__Task details__. Count every line where "text" occurs. Give the total alone.

__Supplied data__.
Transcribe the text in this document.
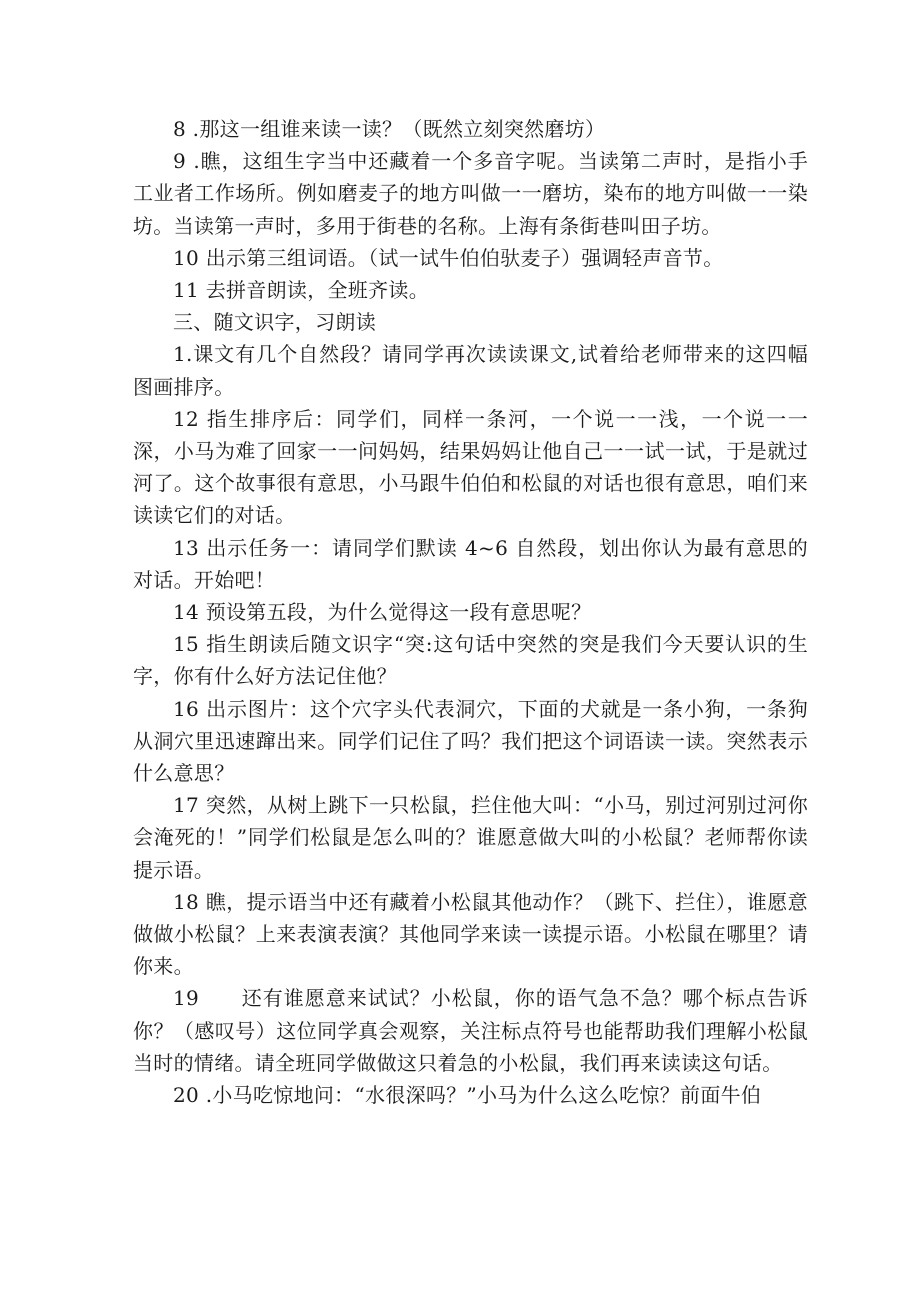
8 .那这一组谁来读一读？（既然立刻突然磨坊）

9 .瞧，这组生字当中还藏着一个多音字呢。当读第二声时，是指小手工业者工作场所。例如磨麦子的地方叫做一一磨坊，染布的地方叫做一一染坊。当读第一声时，多用于街巷的名称。上海有条街巷叫田子坊。

10 出示第三组词语。（试一试牛伯伯驮麦子）强调轻声音节。

11 去拼音朗读，全班齐读。

三、随文识字，习朗读

1.课文有几个自然段？请同学再次读读课文,试着给老师带来的这四幅图画排序。

12 指生排序后：同学们，同样一条河，一个说一一浅，一个说一一深，小马为难了回家一一问妈妈，结果妈妈让他自己一一试一试，于是就过河了。这个故事很有意思，小马跟牛伯伯和松鼠的对话也很有意思，咱们来读读它们的对话。

13 出示任务一：请同学们默读 4~6 自然段，划出你认为最有意思的对话。开始吧！

14 预设第五段，为什么觉得这一段有意思呢？

15 指生朗读后随文识字“突:这句话中突然的突是我们今天要认识的生字，你有什么好方法记住他？

16 出示图片：这个穴字头代表洞穴，下面的犬就是一条小狗，一条狗从洞穴里迅速蹿出来。同学们记住了吗？我们把这个词语读一读。突然表示什么意思？

17 突然，从树上跳下一只松鼠，拦住他大叫：“小马，别过河别过河你会淹死的！”同学们松鼠是怎么叫的？谁愿意做大叫的小松鼠？老师帮你读提示语。

18 瞧，提示语当中还有藏着小松鼠其他动作？（跳下、拦住），谁愿意做做小松鼠？上来表演表演？其他同学来读一读提示语。小松鼠在哪里？请你来。

19　　还有谁愿意来试试？小松鼠，你的语气急不急？哪个标点告诉你？（感叹号）这位同学真会观察，关注标点符号也能帮助我们理解小松鼠当时的情绪。请全班同学做做这只着急的小松鼠，我们再来读读这句话。

20 .小马吃惊地问：“水很深吗？”小马为什么这么吃惊？前面牛伯
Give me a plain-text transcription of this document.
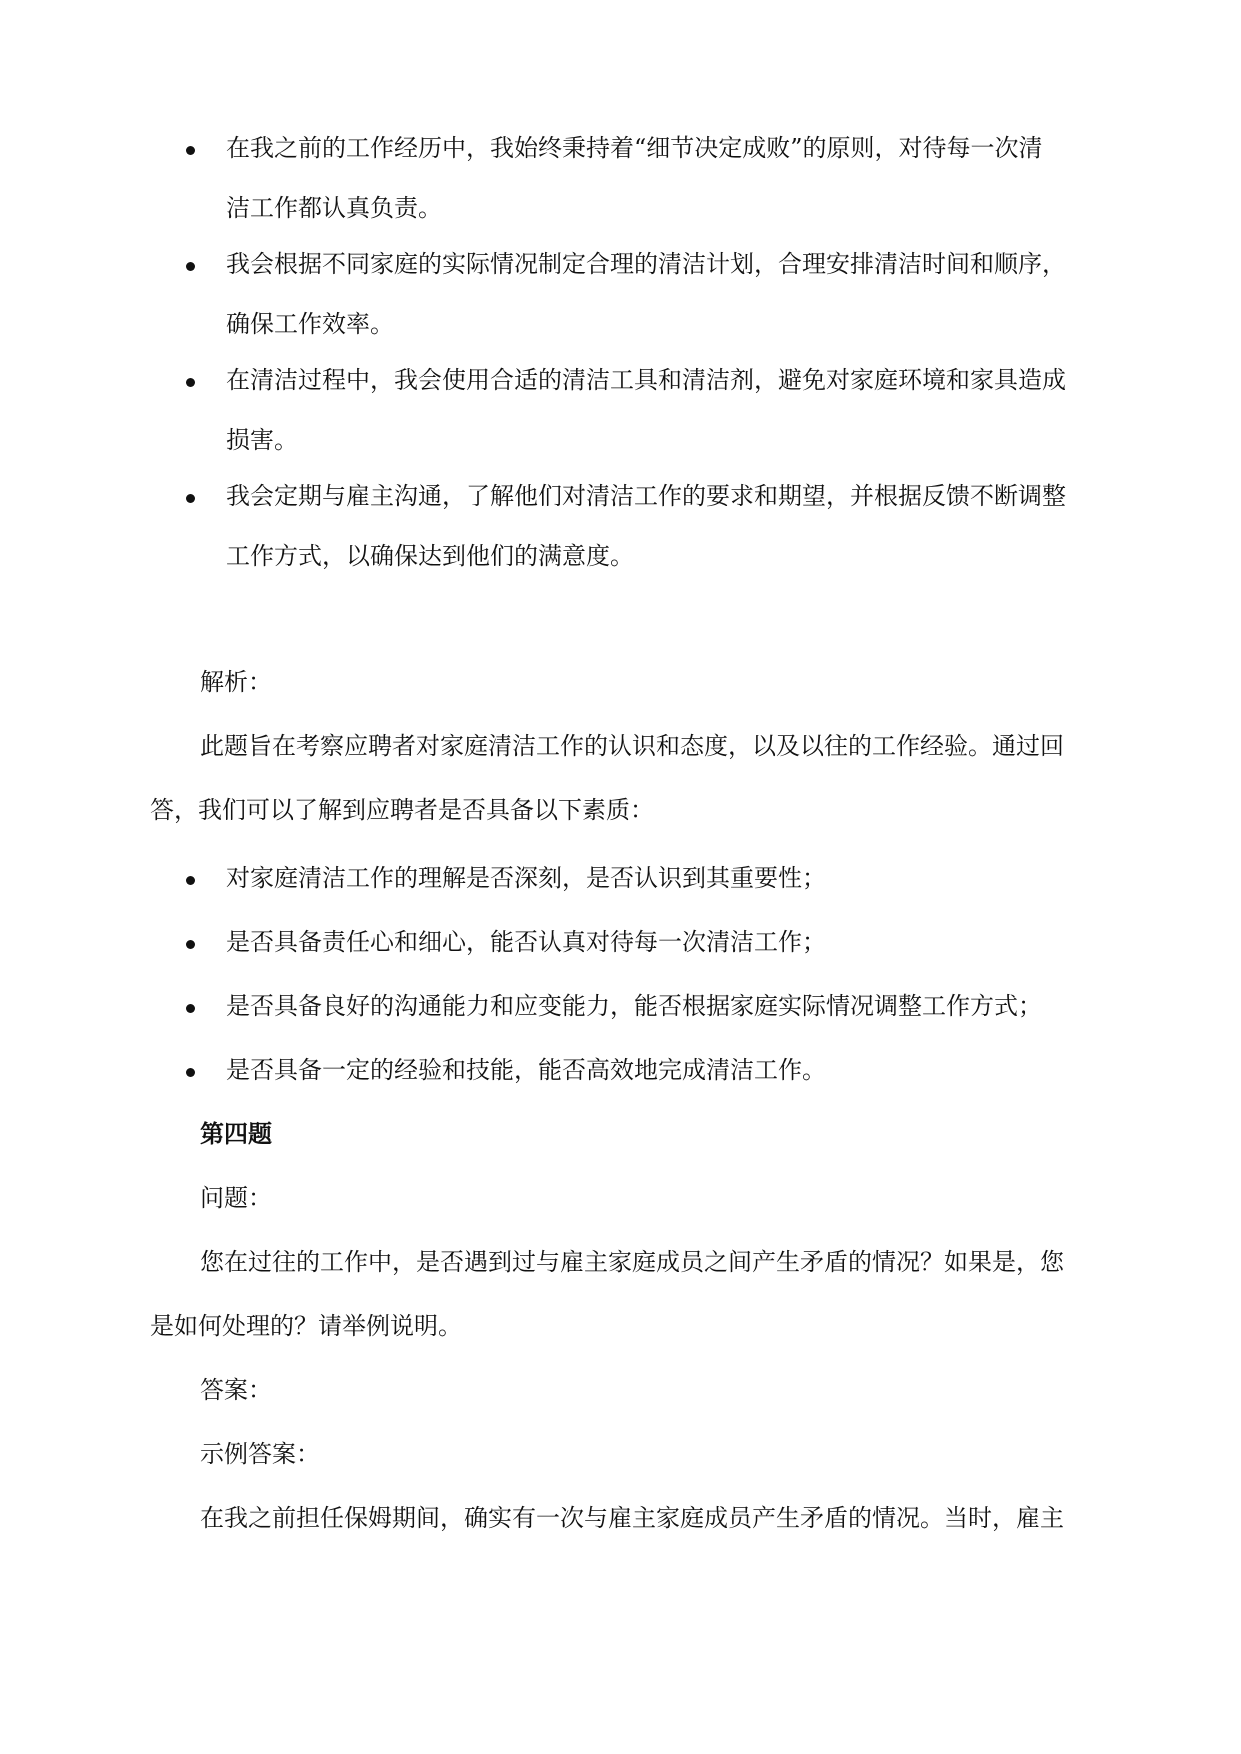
在我之前的工作经历中，我始终秉持着“细节决定成败”的原则，对待每一次清
洁工作都认真负责。
我会根据不同家庭的实际情况制定合理的清洁计划，合理安排清洁时间和顺序，
确保工作效率。
在清洁过程中，我会使用合适的清洁工具和清洁剂，避免对家庭环境和家具造成
损害。
我会定期与雇主沟通，了解他们对清洁工作的要求和期望，并根据反馈不断调整
工作方式，以确保达到他们的满意度。
解析：
此题旨在考察应聘者对家庭清洁工作的认识和态度，以及以往的工作经验。通过回
答，我们可以了解到应聘者是否具备以下素质：
对家庭清洁工作的理解是否深刻，是否认识到其重要性；
是否具备责任心和细心，能否认真对待每一次清洁工作；
是否具备良好的沟通能力和应变能力，能否根据家庭实际情况调整工作方式；
是否具备一定的经验和技能，能否高效地完成清洁工作。
第四题
问题：
您在过往的工作中，是否遇到过与雇主家庭成员之间产生矛盾的情况？如果是，您
是如何处理的？请举例说明。
答案：
示例答案：
在我之前担任保姆期间，确实有一次与雇主家庭成员产生矛盾的情况。当时，雇主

__Result for this exercise__. 2